Record extracts
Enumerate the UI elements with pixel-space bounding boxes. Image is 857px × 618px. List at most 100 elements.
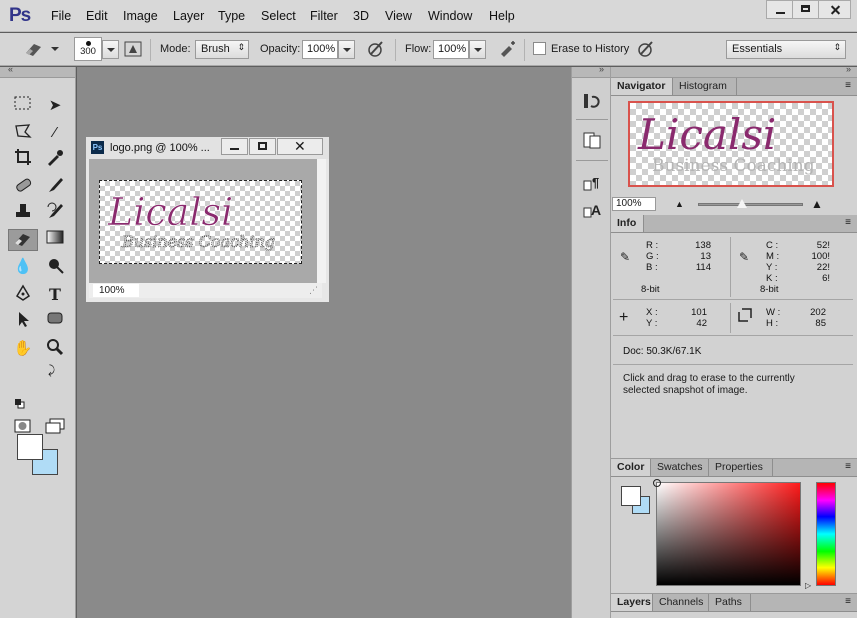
tab-swatches[interactable]: Swatches: [651, 459, 709, 476]
flow-dropdown[interactable]: [469, 40, 486, 59]
magic-wand-tool-icon[interactable]: ⁄: [42, 122, 68, 144]
brush-size-picker[interactable]: 300: [74, 37, 102, 61]
move-tool-icon[interactable]: ➤: [42, 95, 68, 117]
document-zoom-field[interactable]: 100%: [93, 284, 139, 297]
document-maximize-button[interactable]: [249, 138, 276, 155]
collapse-icon[interactable]: «: [8, 64, 13, 74]
collapse-icon[interactable]: »: [846, 64, 851, 74]
color-panel-foreground-swatch[interactable]: [621, 486, 641, 506]
path-selection-tool-icon[interactable]: [10, 310, 36, 332]
menu-3d[interactable]: 3D: [353, 9, 369, 23]
close-button[interactable]: [818, 0, 851, 19]
document-canvas-area[interactable]: Licalsi Business Coaching: [89, 159, 322, 283]
menu-image[interactable]: Image: [123, 9, 158, 23]
document-canvas[interactable]: Licalsi Business Coaching: [99, 180, 302, 264]
history-panel-icon[interactable]: [580, 91, 604, 113]
dodge-tool-icon[interactable]: [42, 256, 68, 278]
opacity-input[interactable]: 100%: [302, 40, 338, 59]
tab-paths[interactable]: Paths: [709, 594, 751, 611]
crop-tool-icon[interactable]: [10, 148, 36, 170]
menu-file[interactable]: File: [51, 9, 71, 23]
menu-filter[interactable]: Filter: [310, 9, 338, 23]
panel-menu-icon[interactable]: ≡: [845, 461, 851, 472]
airbrush-icon[interactable]: [497, 39, 519, 59]
navigator-zoom-slider[interactable]: [698, 199, 803, 208]
screen-mode-icon[interactable]: [42, 418, 68, 440]
panel-menu-icon[interactable]: ≡: [845, 80, 851, 91]
foreground-color-swatch[interactable]: [17, 434, 43, 460]
brush-panel-toggle-icon[interactable]: [122, 39, 144, 59]
navigator-zoom-field[interactable]: 100%: [612, 197, 656, 211]
brush-tool-icon[interactable]: [42, 176, 68, 198]
pressure-size-icon[interactable]: [635, 39, 657, 59]
menu-edit[interactable]: Edit: [86, 9, 108, 23]
minimize-button[interactable]: [766, 0, 793, 19]
tab-channels[interactable]: Channels: [653, 594, 709, 611]
menu-type[interactable]: Type: [218, 9, 245, 23]
character-panel-icon[interactable]: A: [580, 200, 604, 222]
zoom-out-icon[interactable]: ▲: [675, 199, 684, 209]
tools-panel-header[interactable]: «: [0, 64, 75, 78]
hue-slider-arrow-icon[interactable]: ▷: [805, 581, 811, 590]
mode-select[interactable]: Brush ⇕: [195, 40, 249, 59]
eraser-tool-icon[interactable]: [8, 229, 38, 251]
workspace-switcher[interactable]: Essentials ⇕: [726, 40, 846, 59]
navigator-preview[interactable]: Licalsi Business Coaching: [628, 101, 834, 187]
menu-select[interactable]: Select: [261, 9, 296, 23]
paragraph-panel-icon[interactable]: ¶: [580, 173, 604, 195]
dock-header[interactable]: »: [611, 64, 857, 78]
tab-navigator[interactable]: Navigator: [611, 78, 673, 95]
document-status-bar: 100% ⋰: [89, 283, 322, 298]
photoshop-file-icon: Ps: [91, 141, 104, 154]
zoom-tool-icon[interactable]: [42, 338, 68, 360]
menu-window[interactable]: Window: [428, 9, 472, 23]
tab-properties[interactable]: Properties: [709, 459, 773, 476]
document-minimize-button[interactable]: [221, 138, 248, 155]
tab-histogram[interactable]: Histogram: [673, 78, 737, 95]
brush-picker-dropdown[interactable]: [102, 40, 119, 59]
tab-color[interactable]: Color: [611, 459, 651, 476]
eraser-preset-icon[interactable]: [22, 39, 44, 59]
erase-to-history-checkbox[interactable]: [533, 42, 546, 55]
hand-tool-icon[interactable]: ✋: [10, 338, 36, 360]
swap-colors-icon[interactable]: ⤸: [48, 363, 55, 378]
default-colors-icon[interactable]: [15, 399, 25, 409]
flow-input[interactable]: 100%: [433, 40, 469, 59]
tab-layers[interactable]: Layers: [611, 594, 653, 611]
document-vertical-scrollbar[interactable]: [317, 159, 326, 283]
strip-header[interactable]: »: [572, 64, 610, 78]
rectangle-tool-icon[interactable]: [42, 310, 68, 332]
opacity-dropdown[interactable]: [338, 40, 355, 59]
pressure-opacity-icon[interactable]: [365, 39, 387, 59]
maximize-button[interactable]: [792, 0, 819, 19]
menu-view[interactable]: View: [385, 9, 412, 23]
eyedropper-tool-icon[interactable]: [42, 148, 68, 170]
rectangular-marquee-tool-icon[interactable]: [10, 95, 36, 117]
document-close-button[interactable]: ✕: [277, 138, 323, 155]
lasso-tool-icon[interactable]: [10, 122, 36, 144]
zoom-in-icon[interactable]: ▲: [811, 197, 823, 211]
menu-layer[interactable]: Layer: [173, 9, 204, 23]
clone-stamp-tool-icon[interactable]: [10, 202, 36, 224]
history-brush-tool-icon[interactable]: [42, 202, 68, 224]
type-tool-icon[interactable]: T: [42, 284, 68, 306]
tool-preset-dropdown[interactable]: [47, 40, 64, 59]
tab-info[interactable]: Info: [611, 215, 644, 232]
expand-icon[interactable]: »: [599, 64, 604, 74]
resize-grip-icon[interactable]: ⋰: [309, 285, 318, 296]
blur-tool-icon[interactable]: 💧: [10, 256, 36, 278]
color-saturation-field[interactable]: [653, 479, 801, 586]
panel-menu-icon[interactable]: ≡: [845, 217, 851, 228]
gradient-tool-icon[interactable]: [42, 229, 68, 251]
document-window[interactable]: Ps logo.png @ 100% ... ✕ Licalsi Busines…: [85, 136, 330, 303]
menu-help[interactable]: Help: [489, 9, 515, 23]
hue-slider[interactable]: [816, 482, 836, 586]
slider-thumb[interactable]: [737, 199, 748, 208]
panel-menu-icon[interactable]: ≡: [845, 596, 851, 607]
layer-comps-icon[interactable]: [580, 130, 604, 152]
pen-tool-icon[interactable]: [10, 284, 36, 306]
window-controls: [766, 0, 851, 19]
spot-healing-brush-tool-icon[interactable]: [10, 176, 36, 198]
color-picker-cursor[interactable]: [653, 479, 661, 487]
document-title-bar[interactable]: Ps logo.png @ 100% ... ✕: [86, 137, 329, 159]
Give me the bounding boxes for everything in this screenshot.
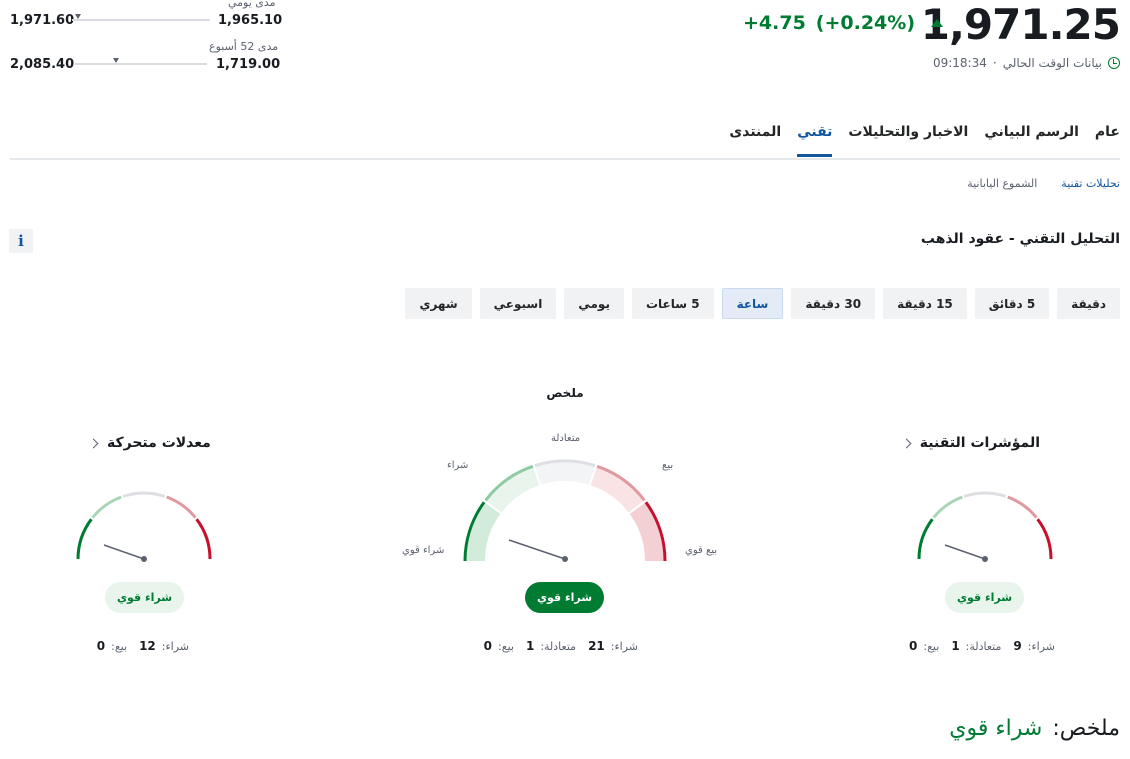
summary-neutral: متعادلة:1 <box>525 639 577 653</box>
gauge-label-neutral: متعادلة <box>551 433 581 444</box>
indicators-title: المؤشرات التقنية <box>919 435 1040 451</box>
price-change: +4.75 (+0.24%) <box>743 12 943 34</box>
tab-overview[interactable]: عام <box>1095 118 1120 157</box>
week52-range-marker <box>113 58 119 63</box>
summary-counts: شراء:21 متعادلة:1 بيع:0 <box>484 639 638 653</box>
main-tabs: عام الرسم البياني الاخبار والتحليلات تقن… <box>729 118 1120 157</box>
indicators-counts: شراء:9 متعادلة:1 بيع:0 <box>909 639 1055 653</box>
summary-gauge <box>463 459 667 562</box>
period-5min[interactable]: 5 دقائق <box>974 288 1050 319</box>
chevron-left-icon <box>901 438 912 448</box>
period-weekly[interactable]: اسبوعي <box>479 288 557 319</box>
moving-averages-buy: شراء:12 <box>139 639 189 653</box>
time-separator: · <box>992 56 997 70</box>
period-1min[interactable]: دقيقة <box>1057 288 1120 319</box>
summary-sell: بيع:0 <box>483 639 514 653</box>
daily-range-bar <box>72 19 210 21</box>
chevron-left-icon <box>88 438 99 448</box>
indicators-sell: بيع:0 <box>909 639 940 653</box>
period-15min[interactable]: 15 دقيقة <box>883 288 967 319</box>
period-1hour[interactable]: ساعة <box>721 288 784 319</box>
period-selector: دقيقة 5 دقائق 15 دقيقة 30 دقيقة ساعة 5 س… <box>405 288 1120 319</box>
moving-averages-title: معدلات متحركة <box>107 435 211 451</box>
sub-tabs: تحليلات تقنية الشموع اليابانية <box>967 177 1120 190</box>
tab-news[interactable]: الاخبار والتحليلات <box>848 118 968 157</box>
moving-averages-title-link[interactable]: معدلات متحركة <box>88 435 211 451</box>
week52-range-low: 1,719.00 <box>216 57 281 72</box>
indicators-buy: شراء:9 <box>1013 639 1055 653</box>
moving-averages-signal: شراء قوي <box>105 582 184 613</box>
change-value: +4.75 <box>742 12 806 34</box>
tabs-divider <box>10 158 1120 160</box>
clock-icon <box>1108 57 1120 69</box>
indicators-signal: شراء قوي <box>945 582 1024 613</box>
tab-chart[interactable]: الرسم البياني <box>984 118 1079 157</box>
daily-range-marker <box>75 14 81 19</box>
gauge-label-strong-sell: بيع قوي <box>685 545 718 556</box>
last-price: 1,971.25 <box>920 0 1121 49</box>
period-5hours[interactable]: 5 ساعات <box>631 288 714 319</box>
period-monthly[interactable]: شهري <box>405 288 472 319</box>
final-summary-value: شراء قوي <box>949 716 1043 741</box>
period-30min[interactable]: 30 دقيقة <box>791 288 876 319</box>
subtab-technical-analysis[interactable]: تحليلات تقنية <box>1061 177 1120 190</box>
summary-buy: شراء:21 <box>588 639 638 653</box>
final-summary: ملخص: شراء قوي <box>949 716 1120 741</box>
moving-averages-sell: بيع:0 <box>96 639 128 653</box>
time-label: بيانات الوقت الحالي <box>1002 56 1102 70</box>
daily-range-label: مدى يومي <box>228 0 276 9</box>
time-value: 09:18:34 <box>932 56 987 70</box>
tab-forum[interactable]: المنتدى <box>729 118 781 157</box>
moving-averages-gauge <box>76 491 212 562</box>
daily-range-low: 1,965.10 <box>218 13 283 28</box>
week52-range-label: مدى 52 أسبوع <box>209 40 279 53</box>
week52-range-bar <box>75 63 207 65</box>
summary-signal: شراء قوي <box>525 582 604 613</box>
change-percent: (+0.24%) <box>815 12 915 34</box>
indicators-gauge <box>917 491 1053 562</box>
info-icon[interactable]: i <box>9 229 33 253</box>
indicators-title-link[interactable]: المؤشرات التقنية <box>901 435 1040 451</box>
section-title: التحليل التقني - عقود الذهب <box>920 231 1120 247</box>
week52-range-high: 2,085.40 <box>10 57 75 72</box>
period-daily[interactable]: يومي <box>564 288 624 319</box>
final-summary-label: ملخص: <box>1052 716 1120 741</box>
summary-heading: ملخص <box>546 386 584 400</box>
time-row: بيانات الوقت الحالي · 09:18:34 <box>933 56 1120 70</box>
moving-averages-counts: شراء:12 بيع:0 <box>97 639 189 653</box>
up-arrow-icon <box>931 19 943 27</box>
subtab-candlesticks[interactable]: الشموع اليابانية <box>967 177 1037 190</box>
indicators-neutral: متعادلة:1 <box>951 639 1002 653</box>
daily-range-high: 1,971.60 <box>10 13 75 28</box>
gauge-label-strong-buy: شراء قوي <box>402 545 445 556</box>
tab-technical[interactable]: تقني <box>797 118 833 157</box>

Short exercise
Copy out every line of the material above, from the line containing "tab-swatches[interactable]: Swatches: [651, 459, 709, 476]" down to the line containing "navigator-zoom-field[interactable]: 100%: [612, 197, 656, 211]", with both of those lines included and each line reproduced without any change.

Response to the task
tab-swatches[interactable]: Swatches: [651, 459, 709, 476]
flow-dropdown[interactable]: [469, 40, 486, 59]
magic-wand-tool-icon[interactable]: ⁄: [42, 122, 68, 144]
brush-size-picker[interactable]: 300: [74, 37, 102, 61]
move-tool-icon[interactable]: ➤: [42, 95, 68, 117]
document-zoom-field[interactable]: 100%: [93, 284, 139, 297]
document-maximize-button[interactable]: [249, 138, 276, 155]
collapse-icon[interactable]: «: [8, 64, 13, 74]
collapse-icon[interactable]: »: [846, 64, 851, 74]
color-panel-foreground-swatch[interactable]: [621, 486, 641, 506]
path-selection-tool-icon[interactable]: [10, 310, 36, 332]
menu-3d[interactable]: 3D: [353, 9, 369, 23]
close-button[interactable]: [818, 0, 851, 19]
document-canvas-area[interactable]: Licalsi Business Coaching: [89, 159, 322, 283]
menu-image[interactable]: Image: [123, 9, 158, 23]
document-canvas[interactable]: Licalsi Business Coaching: [99, 180, 302, 264]
history-panel-icon[interactable]: [580, 91, 604, 113]
dodge-tool-icon[interactable]: [42, 256, 68, 278]
opacity-input[interactable]: 100%: [302, 40, 338, 59]
tab-paths[interactable]: Paths: [709, 594, 751, 611]
crop-tool-icon[interactable]: [10, 148, 36, 170]
menu-file[interactable]: File: [51, 9, 71, 23]
menu-filter[interactable]: Filter: [310, 9, 338, 23]
panel-menu-icon[interactable]: ≡: [845, 461, 851, 472]
airbrush-icon[interactable]: [497, 39, 519, 59]
navigator-zoom-slider[interactable]: [698, 199, 803, 208]
screen-mode-icon[interactable]: [42, 418, 68, 440]
panel-menu-icon[interactable]: ≡: [845, 80, 851, 91]
foreground-color-swatch[interactable]: [17, 434, 43, 460]
brush-panel-toggle-icon[interactable]: [122, 39, 144, 59]
navigator-zoom-field[interactable]: 100%: [612, 197, 656, 211]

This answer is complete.